## START Information provided
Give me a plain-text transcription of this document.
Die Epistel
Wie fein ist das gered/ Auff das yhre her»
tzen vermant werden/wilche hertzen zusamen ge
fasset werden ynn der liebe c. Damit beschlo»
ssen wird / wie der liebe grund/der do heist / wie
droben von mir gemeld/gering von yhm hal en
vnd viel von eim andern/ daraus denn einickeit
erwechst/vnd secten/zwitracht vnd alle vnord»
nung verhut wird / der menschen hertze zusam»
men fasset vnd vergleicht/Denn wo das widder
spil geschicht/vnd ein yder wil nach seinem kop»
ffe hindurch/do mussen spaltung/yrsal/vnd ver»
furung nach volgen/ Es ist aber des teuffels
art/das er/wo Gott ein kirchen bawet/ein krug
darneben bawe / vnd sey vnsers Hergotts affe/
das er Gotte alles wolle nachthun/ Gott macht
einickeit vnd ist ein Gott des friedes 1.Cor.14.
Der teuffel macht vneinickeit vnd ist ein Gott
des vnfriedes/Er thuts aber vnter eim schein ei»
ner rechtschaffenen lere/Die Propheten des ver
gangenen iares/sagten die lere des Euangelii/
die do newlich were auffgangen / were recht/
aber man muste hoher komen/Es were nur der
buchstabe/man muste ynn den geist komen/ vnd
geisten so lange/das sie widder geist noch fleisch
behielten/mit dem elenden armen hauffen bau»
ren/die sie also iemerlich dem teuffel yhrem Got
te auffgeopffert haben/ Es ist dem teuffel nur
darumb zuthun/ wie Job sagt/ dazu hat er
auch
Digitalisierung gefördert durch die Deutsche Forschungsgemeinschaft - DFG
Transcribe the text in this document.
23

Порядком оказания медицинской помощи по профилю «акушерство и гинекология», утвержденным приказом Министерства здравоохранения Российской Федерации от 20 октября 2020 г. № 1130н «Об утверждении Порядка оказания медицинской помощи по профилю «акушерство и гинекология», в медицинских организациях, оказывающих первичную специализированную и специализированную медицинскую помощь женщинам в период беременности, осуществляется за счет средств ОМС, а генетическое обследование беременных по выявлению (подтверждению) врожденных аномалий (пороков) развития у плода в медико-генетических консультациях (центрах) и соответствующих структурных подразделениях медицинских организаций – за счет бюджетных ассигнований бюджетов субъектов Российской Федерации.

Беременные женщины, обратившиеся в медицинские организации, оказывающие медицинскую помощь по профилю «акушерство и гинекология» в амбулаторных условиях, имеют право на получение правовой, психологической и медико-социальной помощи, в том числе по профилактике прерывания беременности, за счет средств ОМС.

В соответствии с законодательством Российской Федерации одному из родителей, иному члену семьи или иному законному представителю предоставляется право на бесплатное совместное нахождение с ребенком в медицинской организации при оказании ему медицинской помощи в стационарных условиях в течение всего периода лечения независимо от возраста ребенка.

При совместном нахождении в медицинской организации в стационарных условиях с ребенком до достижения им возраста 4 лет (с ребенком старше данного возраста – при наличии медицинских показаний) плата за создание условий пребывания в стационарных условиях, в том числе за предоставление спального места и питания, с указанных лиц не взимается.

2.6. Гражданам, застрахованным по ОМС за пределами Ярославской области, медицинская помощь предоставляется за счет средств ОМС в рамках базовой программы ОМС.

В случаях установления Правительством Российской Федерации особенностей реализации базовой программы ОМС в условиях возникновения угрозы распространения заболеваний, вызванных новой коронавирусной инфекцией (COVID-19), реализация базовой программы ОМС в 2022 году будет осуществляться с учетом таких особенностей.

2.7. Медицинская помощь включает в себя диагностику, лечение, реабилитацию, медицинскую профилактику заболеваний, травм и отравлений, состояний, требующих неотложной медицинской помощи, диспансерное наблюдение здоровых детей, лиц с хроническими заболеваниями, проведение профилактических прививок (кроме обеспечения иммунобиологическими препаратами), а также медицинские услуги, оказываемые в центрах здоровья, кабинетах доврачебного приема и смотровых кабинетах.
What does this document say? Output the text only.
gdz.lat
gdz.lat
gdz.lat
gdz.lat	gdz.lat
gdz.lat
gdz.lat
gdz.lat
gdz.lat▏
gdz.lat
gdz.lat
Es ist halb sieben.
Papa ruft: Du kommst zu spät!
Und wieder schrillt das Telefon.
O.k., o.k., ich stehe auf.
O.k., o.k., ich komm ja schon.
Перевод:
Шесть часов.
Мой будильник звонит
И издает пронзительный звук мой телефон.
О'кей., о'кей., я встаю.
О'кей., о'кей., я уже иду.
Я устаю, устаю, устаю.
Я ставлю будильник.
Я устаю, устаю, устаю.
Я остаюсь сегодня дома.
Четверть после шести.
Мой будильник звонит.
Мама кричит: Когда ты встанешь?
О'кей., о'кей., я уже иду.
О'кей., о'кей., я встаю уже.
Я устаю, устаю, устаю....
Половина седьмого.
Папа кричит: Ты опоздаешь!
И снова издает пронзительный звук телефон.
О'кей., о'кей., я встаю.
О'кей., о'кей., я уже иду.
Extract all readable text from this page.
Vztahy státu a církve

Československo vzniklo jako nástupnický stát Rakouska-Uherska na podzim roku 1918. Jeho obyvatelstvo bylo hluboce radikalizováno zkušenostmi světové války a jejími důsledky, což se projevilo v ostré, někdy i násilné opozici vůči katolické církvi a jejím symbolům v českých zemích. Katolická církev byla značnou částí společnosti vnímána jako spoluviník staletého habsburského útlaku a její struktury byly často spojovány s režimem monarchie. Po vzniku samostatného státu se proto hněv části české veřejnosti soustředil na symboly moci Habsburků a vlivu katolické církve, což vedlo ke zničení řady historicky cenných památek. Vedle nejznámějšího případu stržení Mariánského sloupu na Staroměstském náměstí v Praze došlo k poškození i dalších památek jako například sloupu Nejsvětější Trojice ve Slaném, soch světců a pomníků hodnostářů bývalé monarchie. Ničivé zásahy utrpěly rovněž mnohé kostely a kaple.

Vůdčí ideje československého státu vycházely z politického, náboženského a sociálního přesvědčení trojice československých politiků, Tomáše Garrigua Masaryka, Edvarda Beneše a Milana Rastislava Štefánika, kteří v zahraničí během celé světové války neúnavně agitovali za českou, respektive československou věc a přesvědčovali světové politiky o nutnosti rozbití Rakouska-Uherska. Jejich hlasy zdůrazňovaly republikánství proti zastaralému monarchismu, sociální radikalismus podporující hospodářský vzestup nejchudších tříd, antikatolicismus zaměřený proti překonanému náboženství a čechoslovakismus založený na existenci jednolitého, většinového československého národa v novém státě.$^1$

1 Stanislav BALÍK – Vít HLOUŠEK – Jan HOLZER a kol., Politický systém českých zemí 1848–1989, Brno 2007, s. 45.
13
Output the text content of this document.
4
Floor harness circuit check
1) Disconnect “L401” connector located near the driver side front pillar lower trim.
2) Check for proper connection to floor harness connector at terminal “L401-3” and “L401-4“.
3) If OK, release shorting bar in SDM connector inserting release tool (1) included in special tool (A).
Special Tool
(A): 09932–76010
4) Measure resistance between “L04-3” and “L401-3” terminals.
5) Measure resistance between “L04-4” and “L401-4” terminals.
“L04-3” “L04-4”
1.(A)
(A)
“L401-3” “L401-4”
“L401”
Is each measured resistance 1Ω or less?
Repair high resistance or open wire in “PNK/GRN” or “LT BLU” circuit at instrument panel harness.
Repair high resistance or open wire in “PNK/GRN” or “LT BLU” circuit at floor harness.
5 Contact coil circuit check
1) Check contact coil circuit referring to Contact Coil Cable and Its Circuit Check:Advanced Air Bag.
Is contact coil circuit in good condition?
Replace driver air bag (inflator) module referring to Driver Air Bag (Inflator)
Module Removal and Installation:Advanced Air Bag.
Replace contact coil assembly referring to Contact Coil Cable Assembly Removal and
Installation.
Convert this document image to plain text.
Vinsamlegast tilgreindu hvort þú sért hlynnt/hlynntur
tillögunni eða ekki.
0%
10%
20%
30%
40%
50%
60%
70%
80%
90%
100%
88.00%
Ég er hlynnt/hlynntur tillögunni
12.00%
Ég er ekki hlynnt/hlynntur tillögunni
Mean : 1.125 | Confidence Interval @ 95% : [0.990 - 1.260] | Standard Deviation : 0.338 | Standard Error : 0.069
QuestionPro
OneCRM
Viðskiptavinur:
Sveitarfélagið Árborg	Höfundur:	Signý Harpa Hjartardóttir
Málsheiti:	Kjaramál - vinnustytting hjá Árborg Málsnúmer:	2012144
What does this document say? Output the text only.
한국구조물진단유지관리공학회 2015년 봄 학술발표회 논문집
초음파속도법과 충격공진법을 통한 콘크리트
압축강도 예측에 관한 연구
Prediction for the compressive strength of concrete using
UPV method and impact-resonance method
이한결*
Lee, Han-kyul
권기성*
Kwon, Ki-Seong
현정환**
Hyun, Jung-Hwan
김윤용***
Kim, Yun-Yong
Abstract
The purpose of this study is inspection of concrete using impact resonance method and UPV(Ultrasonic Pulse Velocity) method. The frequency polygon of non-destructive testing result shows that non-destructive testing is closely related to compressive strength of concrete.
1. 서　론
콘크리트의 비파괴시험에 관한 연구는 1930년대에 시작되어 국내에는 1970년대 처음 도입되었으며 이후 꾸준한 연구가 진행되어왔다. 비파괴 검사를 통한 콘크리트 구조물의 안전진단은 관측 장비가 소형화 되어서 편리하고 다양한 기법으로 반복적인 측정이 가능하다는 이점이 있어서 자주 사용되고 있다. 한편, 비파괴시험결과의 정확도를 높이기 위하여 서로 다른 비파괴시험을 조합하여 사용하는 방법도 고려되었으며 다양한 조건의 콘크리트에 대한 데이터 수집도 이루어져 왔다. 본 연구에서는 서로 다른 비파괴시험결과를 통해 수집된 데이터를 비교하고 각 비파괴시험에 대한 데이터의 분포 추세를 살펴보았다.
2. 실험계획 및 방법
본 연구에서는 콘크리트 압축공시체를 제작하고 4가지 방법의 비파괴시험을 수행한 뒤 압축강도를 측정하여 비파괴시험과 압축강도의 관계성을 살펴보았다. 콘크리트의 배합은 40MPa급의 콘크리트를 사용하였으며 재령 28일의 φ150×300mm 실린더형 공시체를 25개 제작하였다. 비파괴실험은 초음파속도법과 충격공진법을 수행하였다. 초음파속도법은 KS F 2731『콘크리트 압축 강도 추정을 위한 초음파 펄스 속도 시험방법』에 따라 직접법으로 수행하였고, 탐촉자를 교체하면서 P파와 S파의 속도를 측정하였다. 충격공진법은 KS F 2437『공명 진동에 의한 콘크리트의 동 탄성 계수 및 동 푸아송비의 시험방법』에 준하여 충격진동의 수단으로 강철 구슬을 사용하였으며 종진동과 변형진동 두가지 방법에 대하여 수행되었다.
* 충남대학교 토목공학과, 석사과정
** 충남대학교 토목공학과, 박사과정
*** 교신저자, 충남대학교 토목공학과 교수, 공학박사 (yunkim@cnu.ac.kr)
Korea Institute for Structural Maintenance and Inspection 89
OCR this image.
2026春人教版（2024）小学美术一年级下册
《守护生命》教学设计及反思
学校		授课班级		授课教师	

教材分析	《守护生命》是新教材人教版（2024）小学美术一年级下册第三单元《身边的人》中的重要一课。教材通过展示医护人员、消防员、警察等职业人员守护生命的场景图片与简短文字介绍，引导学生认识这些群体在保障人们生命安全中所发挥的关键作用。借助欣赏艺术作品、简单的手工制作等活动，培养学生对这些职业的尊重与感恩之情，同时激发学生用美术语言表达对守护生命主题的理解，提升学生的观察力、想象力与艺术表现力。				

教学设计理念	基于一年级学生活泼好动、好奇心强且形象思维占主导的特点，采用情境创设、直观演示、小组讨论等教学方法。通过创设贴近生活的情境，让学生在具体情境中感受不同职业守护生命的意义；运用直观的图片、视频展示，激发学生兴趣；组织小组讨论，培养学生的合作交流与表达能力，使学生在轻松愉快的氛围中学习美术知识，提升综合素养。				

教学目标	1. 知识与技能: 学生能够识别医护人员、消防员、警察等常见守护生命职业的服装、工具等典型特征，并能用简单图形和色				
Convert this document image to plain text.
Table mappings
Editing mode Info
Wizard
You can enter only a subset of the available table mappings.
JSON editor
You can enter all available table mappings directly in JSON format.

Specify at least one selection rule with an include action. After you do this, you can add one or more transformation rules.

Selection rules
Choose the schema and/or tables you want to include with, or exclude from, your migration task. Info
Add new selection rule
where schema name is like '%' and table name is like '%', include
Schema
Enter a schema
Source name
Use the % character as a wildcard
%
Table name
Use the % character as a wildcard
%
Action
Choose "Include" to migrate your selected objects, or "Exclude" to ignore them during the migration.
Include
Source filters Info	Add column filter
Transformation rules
## END Information provided
*Exercise task:*
Report every line containing the word "státu" from the listing above.

*Answer for the task:*
Vztahy státu a církve
Československo vzniklo jako nástupnický stát Rakouska-Uherska na podzim roku 1918. Jeho obyvatelstvo bylo hluboce radikalizováno zkušenostmi světové války a jejími důsledky, což se projevilo v ostré, někdy i násilné opozici vůči katolické církvi a jejím symbolům v českých zemích. Katolická církev byla značnou částí společnosti vnímána jako spoluviník staletého habsburského útlaku a její struktury byly často spojovány s režimem monarchie. Po vzniku samostatného státu se proto hněv části české veřejnosti soustředil na symboly moci Habsburků a vlivu katolické církve, což vedlo ke zničení řady historicky cenných památek. Vedle nejznámějšího případu stržení Mariánského sloupu na Staroměstském náměstí v Praze došlo k poškození i dalších památek jako například sloupu Nejsvětější Trojice ve Slaném, soch světců a pomníků hodnostářů bývalé monarchie. Ničivé zásahy utrpěly rovněž mnohé kostely a kaple.
Vůdčí ideje československého státu vycházely z politického, náboženského a sociálního přesvědčení trojice československých politiků, Tomáše Garrigua Masaryka, Edvarda Beneše a Milana Rastislava Štefánika, kteří v zahraničí během celé světové války neúnavně agitovali za českou, respektive československou věc a přesvědčovali světové politiky o nutnosti rozbití Rakouska-Uherska. Jejich hlasy zdůrazňovaly republikánství proti zastaralému monarchismu, sociální radikalismus podporující hospodářský vzestup nejchudších tříd, antikatolicismus zaměřený proti překonanému náboženství a čechoslovakismus založený na existenci jednolitého, většinového československého národa v novém státě.$^1$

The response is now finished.